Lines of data

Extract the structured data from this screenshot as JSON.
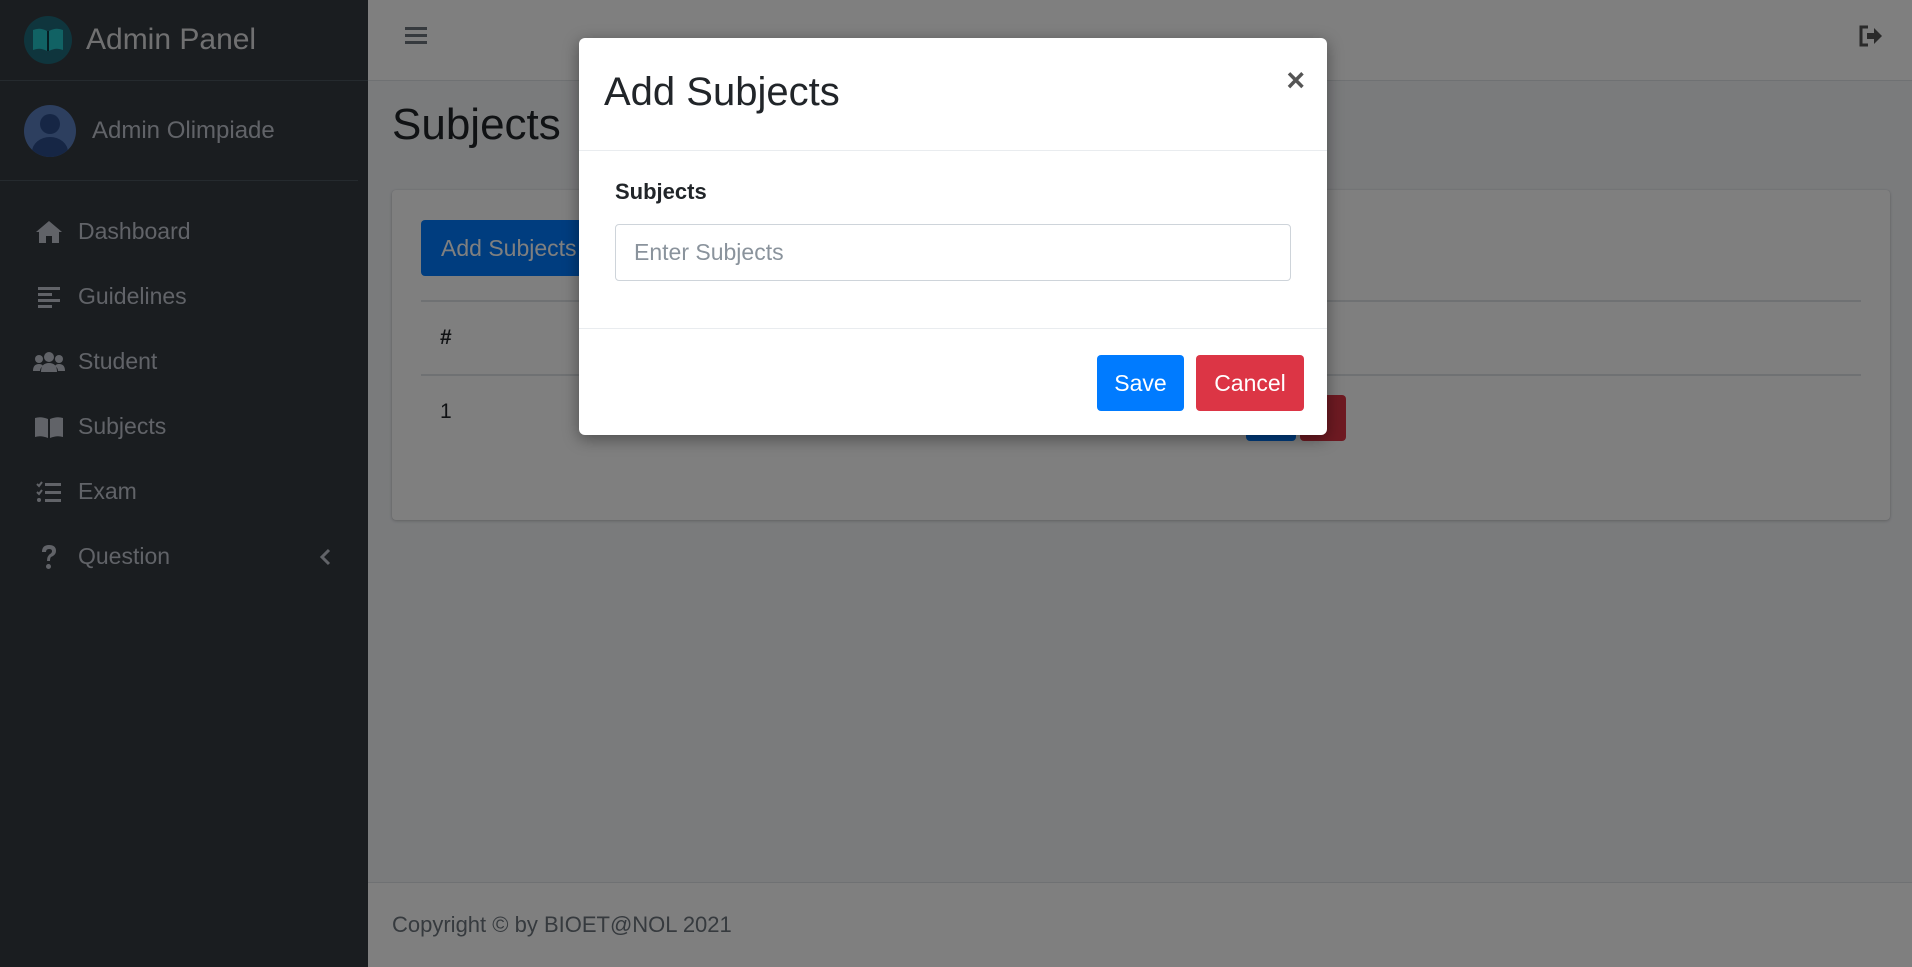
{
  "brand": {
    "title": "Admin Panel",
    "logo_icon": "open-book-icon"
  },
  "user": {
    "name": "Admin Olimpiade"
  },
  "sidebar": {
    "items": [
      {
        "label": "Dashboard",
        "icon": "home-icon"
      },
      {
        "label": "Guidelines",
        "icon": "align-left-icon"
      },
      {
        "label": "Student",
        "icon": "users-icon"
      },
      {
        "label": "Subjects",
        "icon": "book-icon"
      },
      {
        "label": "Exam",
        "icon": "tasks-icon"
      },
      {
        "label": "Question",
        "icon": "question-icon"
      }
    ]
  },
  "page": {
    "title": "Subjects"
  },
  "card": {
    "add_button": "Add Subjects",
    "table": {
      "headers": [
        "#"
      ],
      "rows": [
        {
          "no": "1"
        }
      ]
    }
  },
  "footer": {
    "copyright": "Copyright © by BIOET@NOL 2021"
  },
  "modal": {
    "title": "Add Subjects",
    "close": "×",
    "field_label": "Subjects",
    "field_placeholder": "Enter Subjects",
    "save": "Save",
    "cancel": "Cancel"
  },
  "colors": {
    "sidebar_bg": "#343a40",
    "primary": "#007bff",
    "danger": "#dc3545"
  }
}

▸ **SET PROBLEM**
Every entry must be transcribed exactly. Pictures do not belong in the copy.

▸ **COMPLETE ANSWER**
Extract the structured data from this screenshot as JSON.
{
  "brand": {
    "title": "Admin Panel",
    "logo_icon": "open-book-icon"
  },
  "user": {
    "name": "Admin Olimpiade"
  },
  "sidebar": {
    "items": [
      {
        "label": "Dashboard",
        "icon": "home-icon"
      },
      {
        "label": "Guidelines",
        "icon": "align-left-icon"
      },
      {
        "label": "Student",
        "icon": "users-icon"
      },
      {
        "label": "Subjects",
        "icon": "book-icon"
      },
      {
        "label": "Exam",
        "icon": "tasks-icon"
      },
      {
        "label": "Question",
        "icon": "question-icon"
      }
    ]
  },
  "page": {
    "title": "Subjects"
  },
  "card": {
    "add_button": "Add Subjects",
    "table": {
      "headers": [
        "#"
      ],
      "rows": [
        {
          "no": "1"
        }
      ]
    }
  },
  "footer": {
    "copyright": "Copyright © by BIOET@NOL 2021"
  },
  "modal": {
    "title": "Add Subjects",
    "close": "×",
    "field_label": "Subjects",
    "field_placeholder": "Enter Subjects",
    "save": "Save",
    "cancel": "Cancel"
  },
  "colors": {
    "sidebar_bg": "#343a40",
    "primary": "#007bff",
    "danger": "#dc3545"
  }
}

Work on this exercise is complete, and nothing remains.